** BEGIN **

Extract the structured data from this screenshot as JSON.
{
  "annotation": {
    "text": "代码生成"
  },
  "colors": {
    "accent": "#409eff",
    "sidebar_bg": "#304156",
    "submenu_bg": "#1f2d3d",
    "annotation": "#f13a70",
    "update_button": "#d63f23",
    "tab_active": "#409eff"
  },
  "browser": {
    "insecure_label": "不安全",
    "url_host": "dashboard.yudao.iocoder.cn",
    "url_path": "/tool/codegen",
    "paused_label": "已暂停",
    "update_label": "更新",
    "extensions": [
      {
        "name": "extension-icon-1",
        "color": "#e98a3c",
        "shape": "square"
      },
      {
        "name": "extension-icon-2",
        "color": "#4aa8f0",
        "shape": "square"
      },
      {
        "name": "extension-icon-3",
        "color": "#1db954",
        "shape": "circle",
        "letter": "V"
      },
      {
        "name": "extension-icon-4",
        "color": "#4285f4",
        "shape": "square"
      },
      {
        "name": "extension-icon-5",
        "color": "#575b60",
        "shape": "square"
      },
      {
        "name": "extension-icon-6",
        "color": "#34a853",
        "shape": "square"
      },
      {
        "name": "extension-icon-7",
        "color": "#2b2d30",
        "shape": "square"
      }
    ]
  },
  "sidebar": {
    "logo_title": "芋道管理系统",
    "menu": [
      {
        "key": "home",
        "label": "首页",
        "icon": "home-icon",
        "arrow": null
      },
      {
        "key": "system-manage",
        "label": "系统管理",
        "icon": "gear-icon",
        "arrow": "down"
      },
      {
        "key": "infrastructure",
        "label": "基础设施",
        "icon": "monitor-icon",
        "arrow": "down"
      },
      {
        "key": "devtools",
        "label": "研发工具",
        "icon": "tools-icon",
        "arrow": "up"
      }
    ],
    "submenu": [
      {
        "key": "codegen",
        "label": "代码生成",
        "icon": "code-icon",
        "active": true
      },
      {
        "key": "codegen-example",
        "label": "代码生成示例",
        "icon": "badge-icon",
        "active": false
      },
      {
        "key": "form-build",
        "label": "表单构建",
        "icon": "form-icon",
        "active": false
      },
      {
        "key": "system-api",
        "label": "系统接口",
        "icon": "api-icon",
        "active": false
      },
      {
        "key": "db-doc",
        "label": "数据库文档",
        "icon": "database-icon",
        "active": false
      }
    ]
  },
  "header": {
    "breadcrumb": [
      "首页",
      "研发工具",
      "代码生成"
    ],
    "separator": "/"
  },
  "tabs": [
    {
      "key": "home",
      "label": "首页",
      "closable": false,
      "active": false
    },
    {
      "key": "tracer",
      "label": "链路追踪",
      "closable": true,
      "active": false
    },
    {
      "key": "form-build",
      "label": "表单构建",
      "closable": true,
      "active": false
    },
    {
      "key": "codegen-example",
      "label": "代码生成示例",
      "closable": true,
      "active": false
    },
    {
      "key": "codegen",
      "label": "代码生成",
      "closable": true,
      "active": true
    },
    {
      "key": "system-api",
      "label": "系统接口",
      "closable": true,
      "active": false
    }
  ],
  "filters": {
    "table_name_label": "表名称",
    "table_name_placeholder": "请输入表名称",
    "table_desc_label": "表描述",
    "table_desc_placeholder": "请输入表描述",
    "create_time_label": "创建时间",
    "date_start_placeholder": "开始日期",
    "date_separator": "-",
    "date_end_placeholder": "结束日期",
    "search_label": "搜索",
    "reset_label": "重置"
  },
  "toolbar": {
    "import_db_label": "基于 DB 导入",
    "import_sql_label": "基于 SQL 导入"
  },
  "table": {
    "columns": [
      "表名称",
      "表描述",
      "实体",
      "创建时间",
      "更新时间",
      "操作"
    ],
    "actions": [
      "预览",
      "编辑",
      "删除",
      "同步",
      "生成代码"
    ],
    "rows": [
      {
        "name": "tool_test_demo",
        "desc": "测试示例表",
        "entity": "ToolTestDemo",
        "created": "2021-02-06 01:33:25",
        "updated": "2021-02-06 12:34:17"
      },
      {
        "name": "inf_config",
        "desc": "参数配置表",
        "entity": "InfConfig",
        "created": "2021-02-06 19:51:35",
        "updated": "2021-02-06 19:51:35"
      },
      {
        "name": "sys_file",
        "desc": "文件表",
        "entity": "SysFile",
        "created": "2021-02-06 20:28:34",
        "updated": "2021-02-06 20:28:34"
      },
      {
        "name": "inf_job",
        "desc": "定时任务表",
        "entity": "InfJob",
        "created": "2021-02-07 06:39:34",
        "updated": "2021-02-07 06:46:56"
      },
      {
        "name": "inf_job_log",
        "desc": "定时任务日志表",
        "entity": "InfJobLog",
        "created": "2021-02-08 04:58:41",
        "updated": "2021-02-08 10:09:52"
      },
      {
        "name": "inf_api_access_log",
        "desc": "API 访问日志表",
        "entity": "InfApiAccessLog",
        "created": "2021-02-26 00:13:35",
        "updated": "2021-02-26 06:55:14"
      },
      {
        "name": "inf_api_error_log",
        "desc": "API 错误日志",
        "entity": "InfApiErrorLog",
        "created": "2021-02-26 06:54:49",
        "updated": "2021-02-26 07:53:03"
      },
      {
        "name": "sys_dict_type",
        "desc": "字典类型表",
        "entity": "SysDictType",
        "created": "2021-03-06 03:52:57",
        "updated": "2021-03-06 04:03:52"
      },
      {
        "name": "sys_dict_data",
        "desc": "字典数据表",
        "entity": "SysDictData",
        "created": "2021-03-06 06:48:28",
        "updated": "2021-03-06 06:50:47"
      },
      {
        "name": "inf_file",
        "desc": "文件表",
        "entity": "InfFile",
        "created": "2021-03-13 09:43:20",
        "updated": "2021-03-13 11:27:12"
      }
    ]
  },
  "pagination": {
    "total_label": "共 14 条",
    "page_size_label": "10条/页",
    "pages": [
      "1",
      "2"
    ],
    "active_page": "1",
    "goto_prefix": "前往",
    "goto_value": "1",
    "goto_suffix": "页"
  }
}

** END **

Exercise prompt:
From the data, collect all lines where the string "codegen" appears.

Task answer:
    "url_path": "/tool/codegen",
        "key": "codegen",
        "key": "codegen-example",
      "key": "codegen-example",
      "key": "codegen",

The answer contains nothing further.